**Exercise requirements**. Copy each line that contains the word "screenshot".

**Data section**.

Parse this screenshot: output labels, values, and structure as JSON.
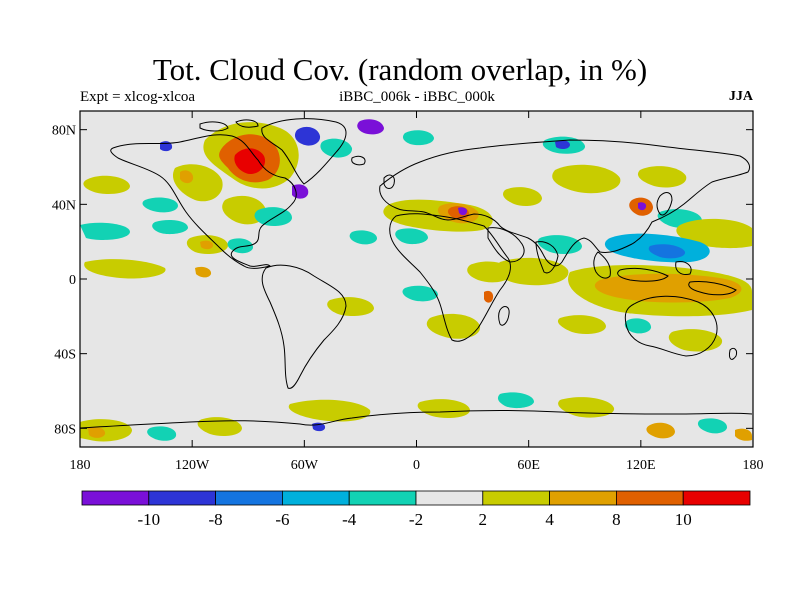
{
  "title": "Tot. Cloud Cov. (random overlap, in %)",
  "subtitle_left": "Expt = xlcog-xlcoa",
  "subtitle_center": "iBBC_006k - iBBC_000k",
  "subtitle_right": "JJA",
  "lat_ticks": [
    {
      "value": 80,
      "label": "80N"
    },
    {
      "value": 40,
      "label": "40N"
    },
    {
      "value": 0,
      "label": "0"
    },
    {
      "value": -40,
      "label": "40S"
    },
    {
      "value": -80,
      "label": "80S"
    }
  ],
  "lon_ticks": [
    {
      "value": -180,
      "label": "180"
    },
    {
      "value": -120,
      "label": "120W"
    },
    {
      "value": -60,
      "label": "60W"
    },
    {
      "value": 0,
      "label": "0"
    },
    {
      "value": 60,
      "label": "60E"
    },
    {
      "value": 120,
      "label": "120E"
    },
    {
      "value": 180,
      "label": "180"
    }
  ],
  "colorbar": {
    "colors": [
      "#7a10d8",
      "#2d34d6",
      "#1474e0",
      "#00b0dc",
      "#12d2b4",
      "#e6e6e6",
      "#c8cc00",
      "#e0a000",
      "#e06000",
      "#e80000"
    ],
    "labels": [
      "-10",
      "-8",
      "-6",
      "-4",
      "-2",
      "2",
      "4",
      "8",
      "10"
    ]
  },
  "colors": {
    "background_field": "#e6e6e6",
    "coastline": "#000000"
  }
}
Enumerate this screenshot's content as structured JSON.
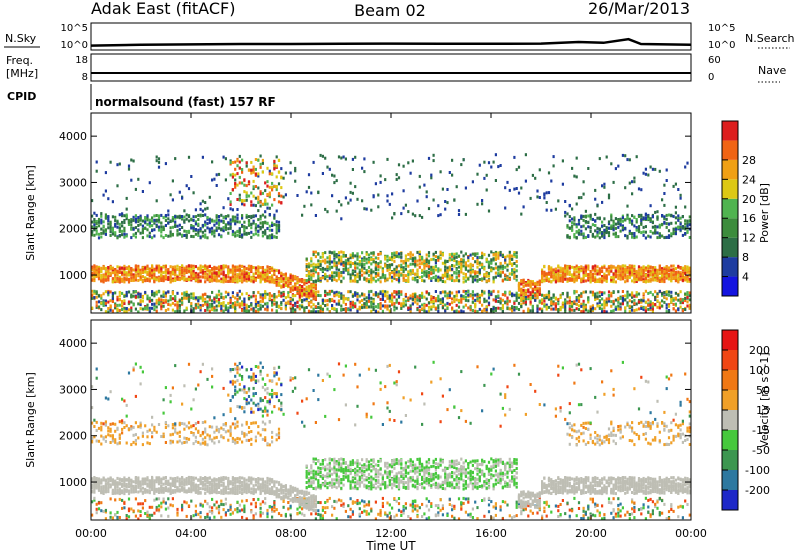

**Response to this task**.
Parse this screenshot: output labels, values, and structure as JSON.
Enumerate this screenshot's content as structured JSON.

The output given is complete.